- PAGE EXCERPT -
[Start of section]

# Ghouls, Goblins, and Ghosts
## Multiclass Classification Task

Falconi Nicasio

April 23 2019

In [6]:
# load data
import pandas as pd
train_data = pd.read_csv("../input/train.csv")
test_data = pd.read_csv("../input/test.csv")

In [7]:
from sklearn.preprocessing import LabelEncoder

# encode color features
gle = LabelEncoder()
train_color_labels = gle.fit_transform(train_data['color'])
test_color_labels = gle.fit_transform(test_data['color'])
train_data['color_labels'] = train_color_labels
test_data['color_labels'] = test_color_labels

In [8]:
# take target out of training set
Y = train_data['type']
train_data = train_data.drop(['type', 'id', 'color'], axis=1)
test_data = test_data.drop(['id', 'color'], axis=1)

In [9]:
# standardize values
train_data = (train_data - train_data.mean()) / train_data.std()
test_data = (test_data - test_data.mean()) / test_data.std()

In [10]:
train_data.describe()

Unnamed: 0,bone_length,rotting_flesh,hair_length,has_soul,color_labels
count,371.0,371.0,371.0,371.0,371.0
mean,4.387027e-16,-5.284781e-16,-9.288766e-16,2.503538e-15,-4.488772e-18
std,1.0,1.0,1.0,1.0,1.0
min,-2.809001,-2.809293,-2.322011,-2.623018,-2.107595
25%,-0.7088173,-0.6288435,-0.7162151,-0.7005625,-0.2503082
50%,0.005504366,-0.03619028,0.05608044,-0.02850387,-0.2503082
75%,0.6253172,0.6636377,0.695285,0.7336534,0.9878831
max,2.882125,2.908063,2.771516,2.636297,0.9878831


In [11]:
#check correlation for possible feature engineering
train_data.corr()

Unnamed: 0,bone_length,rotting_flesh,hair_length,has_soul,color_labels
bone_length,1.0,-0.041716,0.353881,0.381675,-0.03383
rotting_flesh,-0.041716,1.0,-0.220353,-0.132051,-0.041714
hair_length,0.353881,-0.220353,1.0,0.474835,0.009093
has_soul,0.381675,-0.132051,0.474835,1.0,-0.025546
color_labels,-0.03383,-0.041714,0.009093,-0.025546,1.0


In [12]:
from sklearn.multiclass import OneVsRestClassifier
from sklearn.linear_model import LogisticRegression
from sklearn.model_selection import GridSearchCV

# initiate model
model_to_set = OneVsRestClassifier(LogisticRegression(penalty = 'l2', max_iter = 1000))

[End of section]

- LISTED ENTRIES -

[Start of section]

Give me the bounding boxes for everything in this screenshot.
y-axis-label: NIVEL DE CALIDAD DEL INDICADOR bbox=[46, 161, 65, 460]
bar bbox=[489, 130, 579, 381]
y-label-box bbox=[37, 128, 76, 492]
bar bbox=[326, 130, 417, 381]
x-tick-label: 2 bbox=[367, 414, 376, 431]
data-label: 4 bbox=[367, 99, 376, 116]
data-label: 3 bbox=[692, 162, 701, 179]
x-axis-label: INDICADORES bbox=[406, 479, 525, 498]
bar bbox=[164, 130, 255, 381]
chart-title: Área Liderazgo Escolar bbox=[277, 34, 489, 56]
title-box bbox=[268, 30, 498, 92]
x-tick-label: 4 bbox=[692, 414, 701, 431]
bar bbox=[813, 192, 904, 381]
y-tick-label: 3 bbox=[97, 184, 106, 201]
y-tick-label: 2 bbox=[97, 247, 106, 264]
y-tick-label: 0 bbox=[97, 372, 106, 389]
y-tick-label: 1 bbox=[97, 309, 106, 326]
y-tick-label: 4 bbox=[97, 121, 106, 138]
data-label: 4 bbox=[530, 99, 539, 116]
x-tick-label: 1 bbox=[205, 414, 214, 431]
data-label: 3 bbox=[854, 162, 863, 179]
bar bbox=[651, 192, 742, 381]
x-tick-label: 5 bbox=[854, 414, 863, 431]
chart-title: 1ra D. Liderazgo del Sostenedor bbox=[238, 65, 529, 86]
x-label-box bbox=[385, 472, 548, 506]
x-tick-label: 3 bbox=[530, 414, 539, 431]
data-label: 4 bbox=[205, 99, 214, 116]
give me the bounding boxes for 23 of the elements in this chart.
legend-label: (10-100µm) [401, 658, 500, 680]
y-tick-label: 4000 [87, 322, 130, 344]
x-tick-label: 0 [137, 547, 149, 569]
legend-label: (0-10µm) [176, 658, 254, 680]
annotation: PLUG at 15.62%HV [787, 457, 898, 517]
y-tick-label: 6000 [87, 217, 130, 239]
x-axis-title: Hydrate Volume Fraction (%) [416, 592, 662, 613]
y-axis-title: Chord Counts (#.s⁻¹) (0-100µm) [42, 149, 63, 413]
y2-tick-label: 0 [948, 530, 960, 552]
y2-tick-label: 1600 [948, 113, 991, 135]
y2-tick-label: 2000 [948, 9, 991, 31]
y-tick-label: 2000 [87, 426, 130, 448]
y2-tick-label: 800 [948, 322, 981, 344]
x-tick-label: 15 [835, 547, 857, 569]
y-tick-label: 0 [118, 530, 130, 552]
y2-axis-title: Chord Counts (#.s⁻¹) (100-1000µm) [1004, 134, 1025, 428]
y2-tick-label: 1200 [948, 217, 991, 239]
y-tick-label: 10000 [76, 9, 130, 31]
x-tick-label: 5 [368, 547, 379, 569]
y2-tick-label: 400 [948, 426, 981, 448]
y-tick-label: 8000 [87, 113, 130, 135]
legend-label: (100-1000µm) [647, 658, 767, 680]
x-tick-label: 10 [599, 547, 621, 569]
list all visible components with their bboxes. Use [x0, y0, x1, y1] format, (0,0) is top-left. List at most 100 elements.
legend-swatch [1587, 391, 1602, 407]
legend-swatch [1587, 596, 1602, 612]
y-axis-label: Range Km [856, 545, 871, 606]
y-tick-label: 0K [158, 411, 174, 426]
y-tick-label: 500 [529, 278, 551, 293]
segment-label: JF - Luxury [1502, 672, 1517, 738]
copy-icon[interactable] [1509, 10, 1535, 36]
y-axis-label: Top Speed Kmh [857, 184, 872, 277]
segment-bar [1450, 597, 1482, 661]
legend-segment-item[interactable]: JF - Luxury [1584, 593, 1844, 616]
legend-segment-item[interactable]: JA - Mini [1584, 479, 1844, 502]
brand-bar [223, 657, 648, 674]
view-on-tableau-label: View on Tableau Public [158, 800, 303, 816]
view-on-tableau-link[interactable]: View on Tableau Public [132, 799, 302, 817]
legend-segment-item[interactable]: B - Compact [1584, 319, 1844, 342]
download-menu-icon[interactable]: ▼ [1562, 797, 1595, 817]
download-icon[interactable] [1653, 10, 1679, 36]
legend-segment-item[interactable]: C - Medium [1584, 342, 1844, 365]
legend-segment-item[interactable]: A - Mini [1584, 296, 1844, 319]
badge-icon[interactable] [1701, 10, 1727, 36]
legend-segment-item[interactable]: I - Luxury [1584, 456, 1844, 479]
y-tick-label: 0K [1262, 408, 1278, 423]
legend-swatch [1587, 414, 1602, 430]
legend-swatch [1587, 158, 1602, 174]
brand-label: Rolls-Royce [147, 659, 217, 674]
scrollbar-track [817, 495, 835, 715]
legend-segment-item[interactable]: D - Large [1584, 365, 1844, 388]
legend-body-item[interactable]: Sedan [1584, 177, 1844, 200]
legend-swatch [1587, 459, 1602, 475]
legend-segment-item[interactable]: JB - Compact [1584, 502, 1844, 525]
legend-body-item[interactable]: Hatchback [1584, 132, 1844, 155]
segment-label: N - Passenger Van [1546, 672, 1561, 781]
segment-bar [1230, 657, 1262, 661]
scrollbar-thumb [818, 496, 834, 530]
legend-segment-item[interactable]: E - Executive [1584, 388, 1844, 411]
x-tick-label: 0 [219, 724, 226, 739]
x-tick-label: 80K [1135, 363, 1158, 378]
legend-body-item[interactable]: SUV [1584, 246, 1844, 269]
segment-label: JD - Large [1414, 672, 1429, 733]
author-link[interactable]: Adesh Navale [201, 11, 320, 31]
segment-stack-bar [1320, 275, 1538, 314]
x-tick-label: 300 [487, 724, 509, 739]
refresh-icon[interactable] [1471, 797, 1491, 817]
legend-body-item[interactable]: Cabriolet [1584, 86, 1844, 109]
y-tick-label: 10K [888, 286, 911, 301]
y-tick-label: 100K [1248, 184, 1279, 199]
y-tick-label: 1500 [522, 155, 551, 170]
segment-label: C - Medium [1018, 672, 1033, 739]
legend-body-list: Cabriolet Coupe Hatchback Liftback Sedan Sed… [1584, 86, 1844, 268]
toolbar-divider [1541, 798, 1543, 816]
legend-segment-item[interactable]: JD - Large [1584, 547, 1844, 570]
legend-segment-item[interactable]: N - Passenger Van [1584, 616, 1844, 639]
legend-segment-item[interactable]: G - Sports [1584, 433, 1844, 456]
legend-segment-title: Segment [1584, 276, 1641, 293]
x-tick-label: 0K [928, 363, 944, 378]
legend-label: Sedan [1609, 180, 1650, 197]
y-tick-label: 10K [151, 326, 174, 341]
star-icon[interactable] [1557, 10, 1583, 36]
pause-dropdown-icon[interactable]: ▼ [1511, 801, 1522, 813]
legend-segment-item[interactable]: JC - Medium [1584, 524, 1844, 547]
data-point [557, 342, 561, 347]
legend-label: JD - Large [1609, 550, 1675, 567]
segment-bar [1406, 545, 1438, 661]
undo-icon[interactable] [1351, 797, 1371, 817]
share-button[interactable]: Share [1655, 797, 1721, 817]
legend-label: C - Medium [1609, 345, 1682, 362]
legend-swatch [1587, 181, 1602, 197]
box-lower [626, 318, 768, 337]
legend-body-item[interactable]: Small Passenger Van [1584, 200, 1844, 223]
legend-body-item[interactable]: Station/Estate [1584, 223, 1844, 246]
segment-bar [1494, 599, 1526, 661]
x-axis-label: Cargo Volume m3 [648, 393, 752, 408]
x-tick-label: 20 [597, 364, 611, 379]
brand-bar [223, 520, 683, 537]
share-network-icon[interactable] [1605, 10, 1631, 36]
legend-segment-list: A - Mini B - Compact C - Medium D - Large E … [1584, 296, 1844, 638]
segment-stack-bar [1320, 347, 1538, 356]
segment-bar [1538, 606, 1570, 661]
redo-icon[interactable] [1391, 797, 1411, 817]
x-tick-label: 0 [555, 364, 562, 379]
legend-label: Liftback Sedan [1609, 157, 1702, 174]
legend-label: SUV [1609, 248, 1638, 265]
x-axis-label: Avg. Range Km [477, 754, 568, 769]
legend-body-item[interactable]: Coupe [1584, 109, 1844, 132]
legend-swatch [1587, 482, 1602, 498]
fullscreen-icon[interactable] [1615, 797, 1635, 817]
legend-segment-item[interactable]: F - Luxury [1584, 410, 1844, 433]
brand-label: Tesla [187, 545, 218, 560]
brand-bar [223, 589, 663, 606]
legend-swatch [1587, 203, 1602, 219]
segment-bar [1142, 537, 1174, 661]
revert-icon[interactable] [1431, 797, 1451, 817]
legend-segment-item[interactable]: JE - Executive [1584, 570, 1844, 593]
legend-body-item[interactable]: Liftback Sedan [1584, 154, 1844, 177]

[End of section]

- WHAT YOU ARE ASKED TO DO -
Continue the Ghouls, Goblins, and Ghosts classification notebook from its last line of code. The material has nothing to do with the text.

- TASK OUTPUT -
# create parameter options
parameters = {
    "estimator__C": [0.1, 0.5, 0.7, 1.0, 1.2, 2, 5, 10, 20, 100],
    "estimator__solver": ['newton-cg', 'lbfgs', 'sag'],
    "estimator__multi_class" : ['multinomial', 'ovr']
}

# Cross validation
model_tunning = GridSearchCV(model_to_set, param_grid=parameters,
                             cv = 2)

model_tunning.fit(train_data, Y)

print(model_tunning.best_score_)
print(model_tunning.best_params_)

0.738544474393531
{'estimator__C': 0.1, 'estimator__multi_class': 'ovr', 'estimator__solver': 'newton-cg'}


In [13]:
# create model
ovr = OneVsRestClassifier(LogisticRegression(penalty = "l2", C = 0.1, multi_class = 'ovr', solver = 'newton-cg'))
# train model
ovr_fitted = ovr.fit(train_data, Y)
# predict test_data
res = ovr_fitted.predict(test_data)

In [14]:
# save predictions
sample_data = pd.read_csv("../input/sample_submission.csv")
sample_data['type'] = res
sample_data.to_csv('prediction.csv', index = False)